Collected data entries
## Start

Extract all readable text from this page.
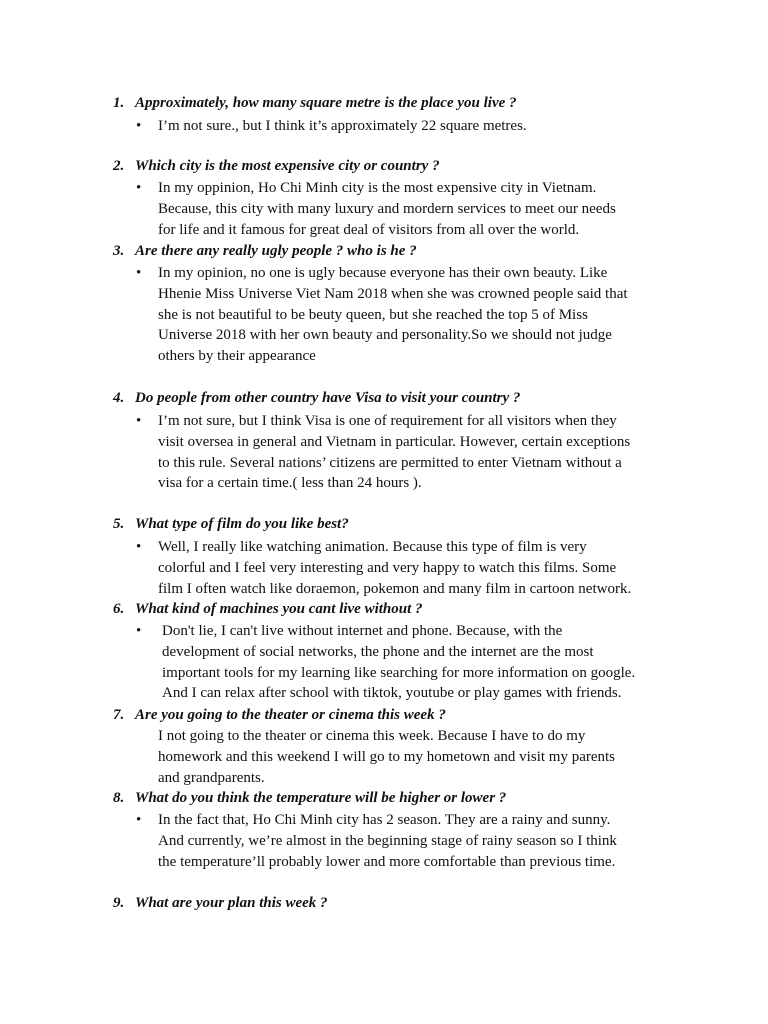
1. Approximately, how many square metre is the place you live ?
• I’m not sure., but I think it’s approximately 22 square metres.
2. Which city is the most expensive city or country ?
• In my oppinion, Ho Chi Minh city is the most expensive city in Vietnam.
Because, this city with many luxury and mordern services to meet our needs
for life and it famous for great deal of visitors from all over the world.
3. Are there any really ugly people ? who is he ?
• In my opinion, no one is ugly because everyone has their own beauty. Like
Hhenie Miss Universe Viet Nam 2018 when she was crowned people said that
she is not beautiful to be beuty queen, but she reached the top 5 of Miss
Universe 2018 with her own beauty and personality.So we should not judge
others by their appearance
4. Do people from other country have Visa to visit your country ?
• I’m not sure, but I think Visa is one of requirement for all visitors when they
visit oversea in general and Vietnam in particular. However, certain exceptions
to this rule. Several nations’ citizens are permitted to enter Vietnam without a
visa for a certain time.( less than 24 hours ).
5. What type of film do you like best?
• Well, I really like watching animation. Because this type of film is very
colorful and I feel very interesting and very happy to watch this films. Some
film I often watch like doraemon, pokemon and many film in cartoon network.
6. What kind of machines you cant live without ?
• Don't lie, I can't live without internet and phone. Because, with the
development of social networks, the phone and the internet are the most
important tools for my learning like searching for more information on google.
And I can relax after school with tiktok, youtube or play games with friends.
7. Are you going to the theater or cinema this week ?
I not going to the theater or cinema this week. Because I have to do my
homework and this weekend I will go to my hometown and visit my parents
and grandparents.
8. What do you think the temperature will be higher or lower ?
• In the fact that, Ho Chi Minh city has 2 season. They are a rainy and sunny.
And currently, we’re almost in the beginning stage of rainy season so I think
the temperature’ll probably lower and more comfortable than previous time.
9. What are your plan this week ?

## End

What you are asked to do: Tally every line of the data that holds the word "square" and write the count alone.

Full output: 2